═════ DATA TO USE ═════
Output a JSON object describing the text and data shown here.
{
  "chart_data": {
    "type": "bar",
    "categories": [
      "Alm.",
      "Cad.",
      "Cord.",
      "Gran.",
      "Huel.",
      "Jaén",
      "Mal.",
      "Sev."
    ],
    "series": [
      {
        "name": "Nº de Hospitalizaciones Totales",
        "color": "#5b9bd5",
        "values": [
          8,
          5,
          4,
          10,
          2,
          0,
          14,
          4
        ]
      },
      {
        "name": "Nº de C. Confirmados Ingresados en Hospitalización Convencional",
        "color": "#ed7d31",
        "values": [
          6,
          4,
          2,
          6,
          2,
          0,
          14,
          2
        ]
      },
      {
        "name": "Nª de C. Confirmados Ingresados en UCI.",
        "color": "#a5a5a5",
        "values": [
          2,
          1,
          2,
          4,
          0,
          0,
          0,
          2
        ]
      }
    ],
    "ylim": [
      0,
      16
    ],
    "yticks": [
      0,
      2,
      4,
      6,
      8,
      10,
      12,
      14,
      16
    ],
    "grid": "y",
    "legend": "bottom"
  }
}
═════
## INSTRUCTIONS TO FOLLOW
Repeat the material word for word, in full.

## ANSWER TO THIS TASK
Output a JSON object describing the text and data shown here.
{
  "chart_data": {
    "type": "bar",
    "categories": [
      "Alm.",
      "Cad.",
      "Cord.",
      "Gran.",
      "Huel.",
      "Jaén",
      "Mal.",
      "Sev."
    ],
    "series": [
      {
        "name": "Nº de Hospitalizaciones Totales",
        "color": "#5b9bd5",
        "values": [
          8,
          5,
          4,
          10,
          2,
          0,
          14,
          4
        ]
      },
      {
        "name": "Nº de C. Confirmados Ingresados en Hospitalización Convencional",
        "color": "#ed7d31",
        "values": [
          6,
          4,
          2,
          6,
          2,
          0,
          14,
          2
        ]
      },
      {
        "name": "Nª de C. Confirmados Ingresados en UCI.",
        "color": "#a5a5a5",
        "values": [
          2,
          1,
          2,
          4,
          0,
          0,
          0,
          2
        ]
      }
    ],
    "ylim": [
      0,
      16
    ],
    "yticks": [
      0,
      2,
      4,
      6,
      8,
      10,
      12,
      14,
      16
    ],
    "grid": "y",
    "legend": "bottom"
  }
}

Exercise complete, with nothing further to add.